▶ Stated problem
State how many lines of the data contain the word "acres", and write nothing besides the number.

(Collected data entries)
· · · ·

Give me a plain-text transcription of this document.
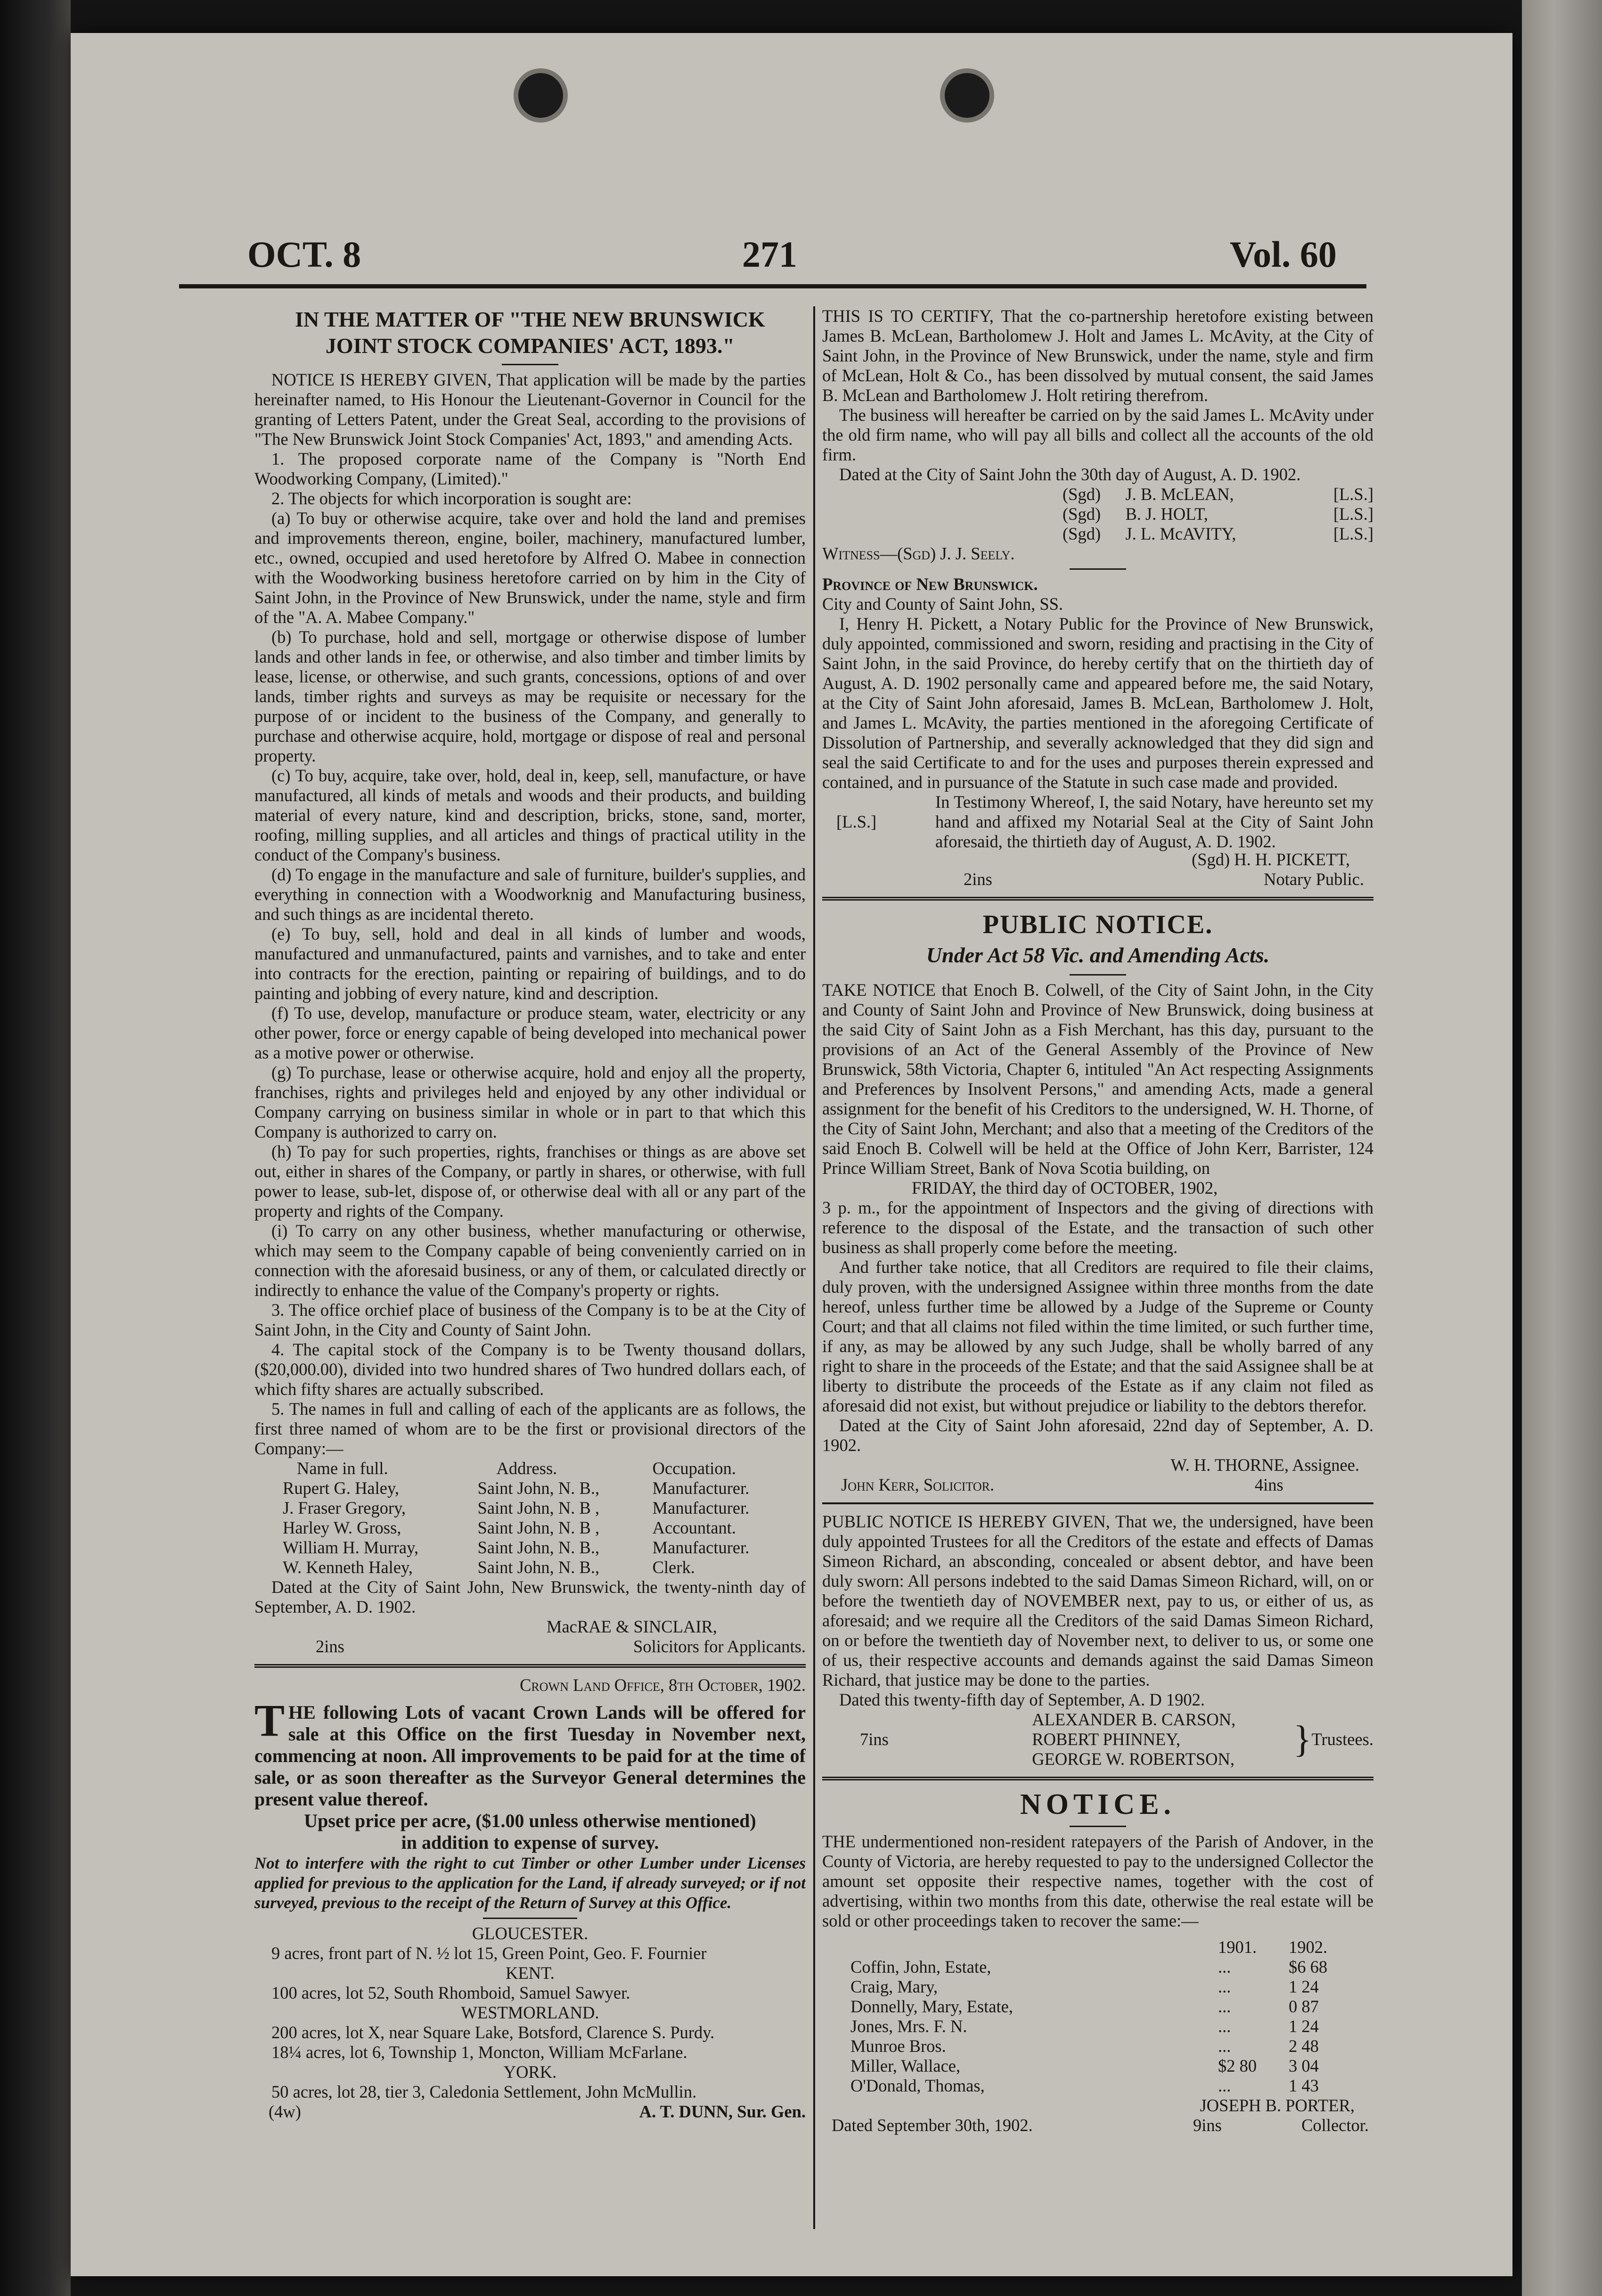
OCT. 8	271	Vol. 60

IN THE MATTER OF "THE NEW BRUNSWICK

JOINT STOCK COMPANIES' ACT, 1893."

NOTICE IS HEREBY GIVEN, That application will be made by the parties hereinafter named, to His Honour the Lieutenant-Governor in Council for the granting of Letters Patent, under the Great Seal, according to the provisions of "The New Brunswick Joint Stock Companies' Act, 1893," and amending Acts.

1. The proposed corporate name of the Company is "North End Woodworking Company, (Limited)."

2. The objects for which incorporation is sought are:

(a) To buy or otherwise acquire, take over and hold the land and premises and improvements thereon, engine, boiler, machinery, manufactured lumber, etc., owned, occupied and used heretofore by Alfred O. Mabee in connection with the Woodworking business heretofore carried on by him in the City of Saint John, in the Province of New Brunswick, under the name, style and firm of the "A. A. Mabee Company."

(b) To purchase, hold and sell, mortgage or otherwise dispose of lumber lands and other lands in fee, or otherwise, and also timber and timber limits by lease, license, or otherwise, and such grants, concessions, options of and over lands, timber rights and surveys as may be requisite or necessary for the purpose of or incident to the business of the Company, and generally to purchase and otherwise acquire, hold, mortgage or dispose of real and personal property.

(c) To buy, acquire, take over, hold, deal in, keep, sell, manufacture, or have manufactured, all kinds of metals and woods and their products, and building material of every nature, kind and description, bricks, stone, sand, morter, roofing, milling supplies, and all articles and things of practical utility in the conduct of the Company's business.

(d) To engage in the manufacture and sale of furniture, builder's supplies, and everything in connection with a Woodworknig and Manufacturing business, and such things as are incidental thereto.

(e) To buy, sell, hold and deal in all kinds of lumber and woods, manufactured and unmanufactured, paints and varnishes, and to take and enter into contracts for the erection, painting or repairing of buildings, and to do painting and jobbing of every nature, kind and description.

(f) To use, develop, manufacture or produce steam, water, electricity or any other power, force or energy capable of being developed into mechanical power as a motive power or otherwise.

(g) To purchase, lease or otherwise acquire, hold and enjoy all the property, franchises, rights and privileges held and enjoyed by any other individual or Company carrying on business similar in whole or in part to that which this Company is authorized to carry on.

(h) To pay for such properties, rights, franchises or things as are above set out, either in shares of the Company, or partly in shares, or otherwise, with full power to lease, sub-let, dispose of, or otherwise deal with all or any part of the property and rights of the Company.

(i) To carry on any other business, whether manufacturing or otherwise, which may seem to the Company capable of being conveniently carried on in connection with the aforesaid business, or any of them, or calculated directly or indirectly to enhance the value of the Company's property or rights.

3. The office orchief place of business of the Company is to be at the City of Saint John, in the City and County of Saint John.

4. The capital stock of the Company is to be Twenty thousand dollars, ($20,000.00), divided into two hundred shares of Two hundred dollars each, of which fifty shares are actually subscribed.

5. The names in full and calling of each of the applicants are as follows, the first three named of whom are to be the first or provisional directors of the Company:—

Name in full.	Address.	Occupation.
Rupert G. Haley,	Saint John, N. B.,	Manufacturer.
J. Fraser Gregory,	Saint John, N. B ,	Manufacturer.
Harley W. Gross,	Saint John, N. B ,	Accountant.
William H. Murray,	Saint John, N. B.,	Manufacturer.
W. Kenneth Haley,	Saint John, N. B.,	Clerk.

Dated at the City of Saint John, New Brunswick, the twenty-ninth day of September, A. D. 1902.

MacRAE & SINCLAIR,

2ins	Solicitors for Applicants.

Crown Land Office, 8th October, 1902.

THE following Lots of vacant Crown Lands will be offered for sale at this Office on the first Tuesday in November next, commencing at noon. All improvements to be paid for at the time of sale, or as soon thereafter as the Surveyor General determines the present value thereof.

Upset price per acre, ($1.00 unless otherwise mentioned)

in addition to expense of survey.

Not to interfere with the right to cut Timber or other Lumber under Licenses applied for previous to the application for the Land, if already surveyed; or if not surveyed, previous to the receipt of the Return of Survey at this Office.

GLOUCESTER.

9 acres, front part of N. ½ lot 15, Green Point, Geo. F. Fournier

KENT.

100 acres, lot 52, South Rhomboid, Samuel Sawyer.

WESTMORLAND.

200 acres, lot X, near Square Lake, Botsford, Clarence S. Purdy.

18¼ acres, lot 6, Township 1, Moncton, William McFarlane.

YORK.

50 acres, lot 28, tier 3, Caledonia Settlement, John McMullin.

(4w)	A. T. DUNN, Sur. Gen.

THIS IS TO CERTIFY, That the co-partnership heretofore existing between James B. McLean, Bartholomew J. Holt and James L. McAvity, at the City of Saint John, in the Province of New Brunswick, under the name, style and firm of McLean, Holt & Co., has been dissolved by mutual consent, the said James B. McLean and Bartholomew J. Holt retiring therefrom.

The business will hereafter be carried on by the said James L. McAvity under the old firm name, who will pay all bills and collect all the accounts of the old firm.

Dated at the City of Saint John the 30th day of August, A. D. 1902.

(Sgd)	J. B. McLEAN,	[L.S.]
(Sgd)	B. J. HOLT,	[L.S.]
(Sgd)	J. L. McAVITY,	[L.S.]

Witness—(Sgd) J. J. Seely.

Province of New Brunswick.

City and County of Saint John, SS.

I, Henry H. Pickett, a Notary Public for the Province of New Brunswick, duly appointed, commissioned and sworn, residing and practising in the City of Saint John, in the said Province, do hereby certify that on the thirtieth day of August, A. D. 1902 personally came and appeared before me, the said Notary, at the City of Saint John aforesaid, James B. McLean, Bartholomew J. Holt, and James L. McAvity, the parties mentioned in the aforegoing Certificate of Dissolution of Partnership, and severally acknowledged that they did sign and seal the said Certificate to and for the uses and purposes therein expressed and contained, and in pursuance of the Statute in such case made and provided.

In Testimony Whereof, I, the said Notary, have hereunto set my hand and affixed my Notarial Seal at the City of Saint John aforesaid, the thirtieth day of August, A. D. 1902.

[L.S.]

(Sgd) H. H. PICKETT,

2ins	Notary Public.

PUBLIC NOTICE.

Under Act 58 Vic. and Amending Acts.

TAKE NOTICE that Enoch B. Colwell, of the City of Saint John, in the City and County of Saint John and Province of New Brunswick, doing business at the said City of Saint John as a Fish Merchant, has this day, pursuant to the provisions of an Act of the General Assembly of the Province of New Brunswick, 58th Victoria, Chapter 6, intituled "An Act respecting Assignments and Preferences by Insolvent Persons," and amending Acts, made a general assignment for the benefit of his Creditors to the undersigned, W. H. Thorne, of the City of Saint John, Merchant; and also that a meeting of the Creditors of the said Enoch B. Colwell will be held at the Office of John Kerr, Barrister, 124 Prince William Street, Bank of Nova Scotia building, on

FRIDAY, the third day of OCTOBER, 1902,

3 p. m., for the appointment of Inspectors and the giving of directions with reference to the disposal of the Estate, and the transaction of such other business as shall properly come before the meeting.

And further take notice, that all Creditors are required to file their claims, duly proven, with the undersigned Assignee within three months from the date hereof, unless further time be allowed by a Judge of the Supreme or County Court; and that all claims not filed within the time limited, or such further time, if any, as may be allowed by any such Judge, shall be wholly barred of any right to share in the proceeds of the Estate; and that the said Assignee shall be at liberty to distribute the proceeds of the Estate as if any claim not filed as aforesaid did not exist, but without prejudice or liability to the debtors therefor.

Dated at the City of Saint John aforesaid, 22nd day of September, A. D. 1902.

W. H. THORNE, Assignee.

John Kerr, Solicitor.	4ins

PUBLIC NOTICE IS HEREBY GIVEN, That we, the undersigned, have been duly appointed Trustees for all the Creditors of the estate and effects of Damas Simeon Richard, an absconding, concealed or absent debtor, and have been duly sworn: All persons indebted to the said Damas Simeon Richard, will, on or before the twentieth day of NOVEMBER next, pay to us, or either of us, as aforesaid; and we require all the Creditors of the said Damas Simeon Richard, on or before the twentieth day of November next, to deliver to us, or some one of us, their respective accounts and demands against the said Damas Simeon Richard, that justice may be done to the parties.

Dated this twenty-fifth day of September, A. D 1902.

7ins	
ALEXANDER B. CARSON,
ROBERT PHINNEY,
GEORGE W. ROBERTSON,	}	Trustees.

NOTICE.

THE undermentioned non-resident ratepayers of the Parish of Andover, in the County of Victoria, are hereby requested to pay to the undersigned Collector the amount set opposite their respective names, together with the cost of advertising, within two months from this date, otherwise the real estate will be sold or other proceedings taken to recover the same:—

	1901.	1902.
Coffin, John, Estate,	...	$6 68
Craig, Mary,	...	1 24
Donnelly, Mary, Estate,	...	0 87
Jones, Mrs. F. N.	...	1 24
Munroe Bros.	...	2 48
Miller, Wallace,	$2 80	3 04
O'Donald, Thomas,	...	1 43

JOSEPH B. PORTER,

Dated September 30th, 1902.	9ins	Collector.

· · · ·

▶ Response
5